Collection entries:
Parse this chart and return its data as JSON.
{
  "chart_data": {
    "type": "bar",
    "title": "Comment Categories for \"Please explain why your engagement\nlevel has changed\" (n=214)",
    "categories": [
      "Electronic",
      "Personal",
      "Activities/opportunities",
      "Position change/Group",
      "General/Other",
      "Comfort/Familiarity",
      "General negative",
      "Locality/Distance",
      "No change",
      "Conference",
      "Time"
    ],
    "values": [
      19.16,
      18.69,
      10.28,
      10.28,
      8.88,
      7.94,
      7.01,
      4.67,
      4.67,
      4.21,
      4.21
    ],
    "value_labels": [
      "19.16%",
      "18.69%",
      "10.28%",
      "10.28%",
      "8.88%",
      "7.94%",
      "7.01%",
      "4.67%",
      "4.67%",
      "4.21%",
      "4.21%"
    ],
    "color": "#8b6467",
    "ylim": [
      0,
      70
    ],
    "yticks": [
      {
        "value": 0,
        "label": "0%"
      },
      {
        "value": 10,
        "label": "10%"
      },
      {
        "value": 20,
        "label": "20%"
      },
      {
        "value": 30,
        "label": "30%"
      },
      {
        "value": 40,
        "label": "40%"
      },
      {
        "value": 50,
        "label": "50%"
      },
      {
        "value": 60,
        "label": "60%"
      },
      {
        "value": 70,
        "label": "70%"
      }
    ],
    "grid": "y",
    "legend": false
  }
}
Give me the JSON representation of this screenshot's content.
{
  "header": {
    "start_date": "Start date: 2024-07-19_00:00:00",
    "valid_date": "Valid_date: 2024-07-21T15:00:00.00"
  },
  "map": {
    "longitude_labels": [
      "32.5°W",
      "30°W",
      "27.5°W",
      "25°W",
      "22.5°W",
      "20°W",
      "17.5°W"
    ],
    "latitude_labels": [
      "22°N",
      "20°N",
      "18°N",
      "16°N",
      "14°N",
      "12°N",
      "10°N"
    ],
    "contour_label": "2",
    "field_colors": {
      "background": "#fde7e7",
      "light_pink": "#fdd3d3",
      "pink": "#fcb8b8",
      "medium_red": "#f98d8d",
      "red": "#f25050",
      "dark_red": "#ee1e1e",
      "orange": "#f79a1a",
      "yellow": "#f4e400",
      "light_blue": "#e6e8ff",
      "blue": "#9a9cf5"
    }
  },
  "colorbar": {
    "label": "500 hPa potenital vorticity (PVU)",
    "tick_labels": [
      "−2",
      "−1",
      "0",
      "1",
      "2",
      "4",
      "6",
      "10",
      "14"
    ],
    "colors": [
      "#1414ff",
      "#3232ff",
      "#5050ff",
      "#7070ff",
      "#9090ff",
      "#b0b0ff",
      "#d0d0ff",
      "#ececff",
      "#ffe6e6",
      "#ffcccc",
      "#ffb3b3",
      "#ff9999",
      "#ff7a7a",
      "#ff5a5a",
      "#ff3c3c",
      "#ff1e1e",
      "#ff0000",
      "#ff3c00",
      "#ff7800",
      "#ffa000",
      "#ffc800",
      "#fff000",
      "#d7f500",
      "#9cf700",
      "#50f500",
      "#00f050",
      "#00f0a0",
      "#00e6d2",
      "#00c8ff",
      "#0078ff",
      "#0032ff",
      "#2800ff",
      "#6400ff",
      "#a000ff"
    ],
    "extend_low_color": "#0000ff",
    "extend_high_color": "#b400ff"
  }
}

Requirements =>
Return the listing above word for word.

Result =>
Parse this chart and return its data as JSON.
{
  "chart_data": {
    "type": "bar",
    "title": "Comment Categories for \"Please explain why your engagement\nlevel has changed\" (n=214)",
    "categories": [
      "Electronic",
      "Personal",
      "Activities/opportunities",
      "Position change/Group",
      "General/Other",
      "Comfort/Familiarity",
      "General negative",
      "Locality/Distance",
      "No change",
      "Conference",
      "Time"
    ],
    "values": [
      19.16,
      18.69,
      10.28,
      10.28,
      8.88,
      7.94,
      7.01,
      4.67,
      4.67,
      4.21,
      4.21
    ],
    "value_labels": [
      "19.16%",
      "18.69%",
      "10.28%",
      "10.28%",
      "8.88%",
      "7.94%",
      "7.01%",
      "4.67%",
      "4.67%",
      "4.21%",
      "4.21%"
    ],
    "color": "#8b6467",
    "ylim": [
      0,
      70
    ],
    "yticks": [
      {
        "value": 0,
        "label": "0%"
      },
      {
        "value": 10,
        "label": "10%"
      },
      {
        "value": 20,
        "label": "20%"
      },
      {
        "value": 30,
        "label": "30%"
      },
      {
        "value": 40,
        "label": "40%"
      },
      {
        "value": 50,
        "label": "50%"
      },
      {
        "value": 60,
        "label": "60%"
      },
      {
        "value": 70,
        "label": "70%"
      }
    ],
    "grid": "y",
    "legend": false
  }
}
Give me the JSON representation of this screenshot's content.
{
  "header": {
    "start_date": "Start date: 2024-07-19_00:00:00",
    "valid_date": "Valid_date: 2024-07-21T15:00:00.00"
  },
  "map": {
    "longitude_labels": [
      "32.5°W",
      "30°W",
      "27.5°W",
      "25°W",
      "22.5°W",
      "20°W",
      "17.5°W"
    ],
    "latitude_labels": [
      "22°N",
      "20°N",
      "18°N",
      "16°N",
      "14°N",
      "12°N",
      "10°N"
    ],
    "contour_label": "2",
    "field_colors": {
      "background": "#fde7e7",
      "light_pink": "#fdd3d3",
      "pink": "#fcb8b8",
      "medium_red": "#f98d8d",
      "red": "#f25050",
      "dark_red": "#ee1e1e",
      "orange": "#f79a1a",
      "yellow": "#f4e400",
      "light_blue": "#e6e8ff",
      "blue": "#9a9cf5"
    }
  },
  "colorbar": {
    "label": "500 hPa potenital vorticity (PVU)",
    "tick_labels": [
      "−2",
      "−1",
      "0",
      "1",
      "2",
      "4",
      "6",
      "10",
      "14"
    ],
    "colors": [
      "#1414ff",
      "#3232ff",
      "#5050ff",
      "#7070ff",
      "#9090ff",
      "#b0b0ff",
      "#d0d0ff",
      "#ececff",
      "#ffe6e6",
      "#ffcccc",
      "#ffb3b3",
      "#ff9999",
      "#ff7a7a",
      "#ff5a5a",
      "#ff3c3c",
      "#ff1e1e",
      "#ff0000",
      "#ff3c00",
      "#ff7800",
      "#ffa000",
      "#ffc800",
      "#fff000",
      "#d7f500",
      "#9cf700",
      "#50f500",
      "#00f050",
      "#00f0a0",
      "#00e6d2",
      "#00c8ff",
      "#0078ff",
      "#0032ff",
      "#2800ff",
      "#6400ff",
      "#a000ff"
    ],
    "extend_low_color": "#0000ff",
    "extend_high_color": "#b400ff"
  }
}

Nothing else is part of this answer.